* [TASK INSTRUCTIONS]: Only lines holding the word "name" should be copied from the material.

* [SOURCE RECORDS]:
[start]

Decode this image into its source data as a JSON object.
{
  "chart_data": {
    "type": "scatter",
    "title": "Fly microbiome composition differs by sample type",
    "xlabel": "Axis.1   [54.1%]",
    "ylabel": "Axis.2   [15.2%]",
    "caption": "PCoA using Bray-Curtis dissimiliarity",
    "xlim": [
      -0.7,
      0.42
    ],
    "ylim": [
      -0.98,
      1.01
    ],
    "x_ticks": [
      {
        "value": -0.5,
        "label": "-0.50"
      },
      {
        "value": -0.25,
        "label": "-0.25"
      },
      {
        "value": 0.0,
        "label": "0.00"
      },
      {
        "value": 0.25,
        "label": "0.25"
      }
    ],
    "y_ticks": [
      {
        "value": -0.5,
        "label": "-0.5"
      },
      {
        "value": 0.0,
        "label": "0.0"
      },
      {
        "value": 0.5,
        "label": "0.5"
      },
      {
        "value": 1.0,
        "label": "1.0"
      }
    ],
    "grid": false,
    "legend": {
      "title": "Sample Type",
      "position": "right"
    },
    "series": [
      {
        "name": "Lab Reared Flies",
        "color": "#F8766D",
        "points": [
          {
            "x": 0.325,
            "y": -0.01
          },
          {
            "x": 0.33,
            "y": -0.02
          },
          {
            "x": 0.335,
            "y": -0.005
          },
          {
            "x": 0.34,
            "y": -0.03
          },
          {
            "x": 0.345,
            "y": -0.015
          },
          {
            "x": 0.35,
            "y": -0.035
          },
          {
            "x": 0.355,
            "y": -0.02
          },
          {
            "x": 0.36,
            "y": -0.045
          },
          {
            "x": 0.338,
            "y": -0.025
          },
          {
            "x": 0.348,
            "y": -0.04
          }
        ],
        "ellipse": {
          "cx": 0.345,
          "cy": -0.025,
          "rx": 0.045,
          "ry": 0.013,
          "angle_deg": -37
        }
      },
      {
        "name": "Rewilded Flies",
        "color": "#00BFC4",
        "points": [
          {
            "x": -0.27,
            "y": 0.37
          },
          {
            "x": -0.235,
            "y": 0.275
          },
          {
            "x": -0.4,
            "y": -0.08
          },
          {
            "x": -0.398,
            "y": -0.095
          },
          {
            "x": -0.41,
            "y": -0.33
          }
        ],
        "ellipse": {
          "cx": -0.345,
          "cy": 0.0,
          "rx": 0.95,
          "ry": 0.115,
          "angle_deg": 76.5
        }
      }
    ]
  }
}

[end]

* [RESULT]:
        "name": "Lab Reared Flies",
        "name": "Rewilded Flies",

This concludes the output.